§ YOUR OBJECTIVE
Repeat every item below word for word, leaving out the pictures.

§ SOURCE RECORDS
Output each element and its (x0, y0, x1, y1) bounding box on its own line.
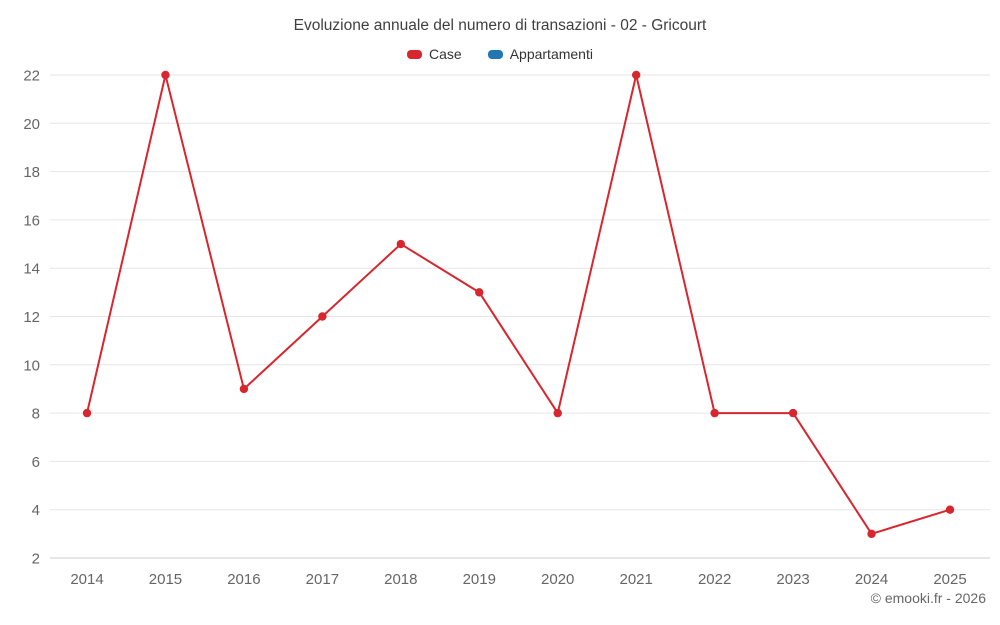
legend-item-case[interactable]: Case (407, 46, 462, 62)
y-axis-tick-label: 14 (23, 261, 40, 278)
legend-marker-appartamenti (487, 49, 503, 59)
y-axis-tick-label: 12 (23, 309, 40, 326)
y-axis-tick-label: 16 (23, 212, 40, 229)
legend-marker-case (407, 49, 423, 59)
y-axis-tick-label: 18 (23, 164, 40, 181)
y-axis-tick-label: 6 (32, 454, 40, 471)
x-axis-tick-label: 2024 (855, 571, 888, 588)
x-axis-tick-label: 2014 (70, 571, 103, 588)
legend-label-appartamenti: Appartamenti (509, 46, 593, 62)
data-point-case (82, 408, 92, 418)
data-point-case (788, 408, 798, 418)
y-axis-tick-label: 4 (32, 502, 40, 519)
data-point-case (631, 70, 641, 80)
data-point-case (475, 288, 484, 297)
data-point-case (945, 505, 955, 514)
x-axis-tick-label: 2023 (776, 571, 809, 588)
chart-legend: Case Appartamenti (0, 46, 1000, 62)
data-point-case (161, 70, 170, 80)
y-axis-tick-label: 22 (23, 68, 40, 85)
legend-label-case: Case (429, 46, 462, 62)
x-axis-tick-label: 2021 (619, 571, 652, 588)
x-axis-tick-label: 2017 (306, 571, 339, 588)
chart-credits: © emooki.fr - 2026 (870, 590, 986, 606)
legend-item-appartamenti[interactable]: Appartamenti (487, 46, 593, 62)
x-axis-tick-label: 2022 (698, 571, 731, 588)
x-axis-tick-label: 2018 (384, 571, 417, 588)
data-point-case (710, 408, 719, 418)
y-axis-tick-label: 2 (32, 551, 40, 568)
chart-title: Evoluzione annuale del numero di transaz… (293, 17, 707, 34)
y-axis-tick-label: 10 (23, 357, 40, 374)
y-axis-tick-label: 20 (23, 116, 40, 133)
x-axis-tick-label: 2020 (541, 571, 574, 588)
x-axis-tick-label: 2016 (227, 571, 260, 588)
data-point-case (239, 384, 249, 394)
data-point-case (396, 239, 406, 249)
x-axis-tick-label: 2015 (149, 571, 182, 588)
data-point-case (318, 312, 327, 321)
data-point-case (553, 408, 562, 418)
data-point-case (867, 529, 876, 539)
series-line-case (86, 74, 951, 535)
x-axis-tick-label: 2025 (933, 571, 966, 588)
x-axis-tick-label: 2019 (463, 571, 496, 588)
y-axis-tick-label: 8 (32, 406, 40, 423)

§ WRITTEN RESPONSE
Output each element and its (x0, y0, x1, y1) bounding box on its own line.
legend-item-case[interactable]: Case (407, 46, 462, 62)
y-axis-tick-label: 14 (23, 261, 40, 278)
legend-marker-appartamenti (487, 49, 503, 59)
y-axis-tick-label: 12 (23, 309, 40, 326)
y-axis-tick-label: 16 (23, 212, 40, 229)
legend-marker-case (407, 49, 423, 59)
y-axis-tick-label: 18 (23, 164, 40, 181)
y-axis-tick-label: 6 (32, 454, 40, 471)
x-axis-tick-label: 2024 (855, 571, 888, 588)
x-axis-tick-label: 2014 (70, 571, 103, 588)
legend-label-appartamenti: Appartamenti (509, 46, 593, 62)
data-point-case (82, 408, 92, 418)
data-point-case (788, 408, 798, 418)
y-axis-tick-label: 4 (32, 502, 40, 519)
data-point-case (631, 70, 641, 80)
data-point-case (475, 288, 484, 297)
data-point-case (945, 505, 955, 514)
x-axis-tick-label: 2023 (776, 571, 809, 588)
chart-legend: Case Appartamenti (0, 46, 1000, 62)
data-point-case (161, 70, 170, 80)
y-axis-tick-label: 22 (23, 68, 40, 85)
legend-label-case: Case (429, 46, 462, 62)
x-axis-tick-label: 2021 (619, 571, 652, 588)
x-axis-tick-label: 2017 (306, 571, 339, 588)
chart-credits: © emooki.fr - 2026 (870, 590, 986, 606)
legend-item-appartamenti[interactable]: Appartamenti (487, 46, 593, 62)
x-axis-tick-label: 2022 (698, 571, 731, 588)
x-axis-tick-label: 2018 (384, 571, 417, 588)
data-point-case (710, 408, 719, 418)
y-axis-tick-label: 2 (32, 551, 40, 568)
chart-title: Evoluzione annuale del numero di transaz… (293, 17, 707, 34)
y-axis-tick-label: 10 (23, 357, 40, 374)
y-axis-tick-label: 20 (23, 116, 40, 133)
x-axis-tick-label: 2020 (541, 571, 574, 588)
x-axis-tick-label: 2016 (227, 571, 260, 588)
data-point-case (239, 384, 249, 394)
data-point-case (396, 239, 406, 249)
x-axis-tick-label: 2015 (149, 571, 182, 588)
data-point-case (318, 312, 327, 321)
data-point-case (553, 408, 562, 418)
data-point-case (867, 529, 876, 539)
series-line-case (86, 74, 951, 535)
x-axis-tick-label: 2025 (933, 571, 966, 588)
x-axis-tick-label: 2019 (463, 571, 496, 588)
y-axis-tick-label: 8 (32, 406, 40, 423)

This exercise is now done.